DATA TO PROCESS ▸
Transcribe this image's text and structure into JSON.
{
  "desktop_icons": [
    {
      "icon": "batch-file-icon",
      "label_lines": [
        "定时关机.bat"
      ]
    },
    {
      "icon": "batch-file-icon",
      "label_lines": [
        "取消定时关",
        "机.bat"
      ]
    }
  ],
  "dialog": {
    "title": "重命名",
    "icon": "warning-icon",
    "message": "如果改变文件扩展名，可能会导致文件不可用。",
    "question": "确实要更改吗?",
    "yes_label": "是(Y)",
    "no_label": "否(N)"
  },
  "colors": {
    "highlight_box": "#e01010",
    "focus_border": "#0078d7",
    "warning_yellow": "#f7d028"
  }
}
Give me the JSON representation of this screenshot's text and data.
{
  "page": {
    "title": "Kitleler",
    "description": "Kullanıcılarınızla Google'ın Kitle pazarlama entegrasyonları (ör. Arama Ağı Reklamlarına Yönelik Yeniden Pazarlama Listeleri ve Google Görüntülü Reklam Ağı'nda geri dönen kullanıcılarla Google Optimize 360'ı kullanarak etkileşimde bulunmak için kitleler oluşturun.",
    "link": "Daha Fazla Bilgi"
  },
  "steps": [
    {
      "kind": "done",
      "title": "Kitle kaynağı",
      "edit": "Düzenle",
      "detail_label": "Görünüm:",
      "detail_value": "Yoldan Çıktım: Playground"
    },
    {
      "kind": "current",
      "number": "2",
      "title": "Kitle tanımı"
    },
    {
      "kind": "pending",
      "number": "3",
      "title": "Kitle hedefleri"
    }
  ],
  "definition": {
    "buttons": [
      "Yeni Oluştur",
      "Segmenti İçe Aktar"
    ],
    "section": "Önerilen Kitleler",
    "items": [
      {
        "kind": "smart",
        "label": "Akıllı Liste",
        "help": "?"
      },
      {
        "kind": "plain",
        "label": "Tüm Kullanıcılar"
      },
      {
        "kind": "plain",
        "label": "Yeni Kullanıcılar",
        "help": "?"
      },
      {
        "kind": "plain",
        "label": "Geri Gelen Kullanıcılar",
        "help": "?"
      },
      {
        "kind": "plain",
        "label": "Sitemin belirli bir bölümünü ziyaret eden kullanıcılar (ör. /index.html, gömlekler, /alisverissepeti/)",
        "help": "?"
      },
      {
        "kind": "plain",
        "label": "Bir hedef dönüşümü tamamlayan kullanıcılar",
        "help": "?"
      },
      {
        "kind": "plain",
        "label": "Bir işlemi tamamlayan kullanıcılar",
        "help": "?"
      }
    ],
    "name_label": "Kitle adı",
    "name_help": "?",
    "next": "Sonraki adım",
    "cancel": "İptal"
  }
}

SHORT PROBLEM ▸
Within the listing above, find every line containing the string "this" and return it.

OUTPUT OF THE TASK ▸
Transcribe this image's text and structure into JSON.
Give me the JSON representation of this screenshot's text and data.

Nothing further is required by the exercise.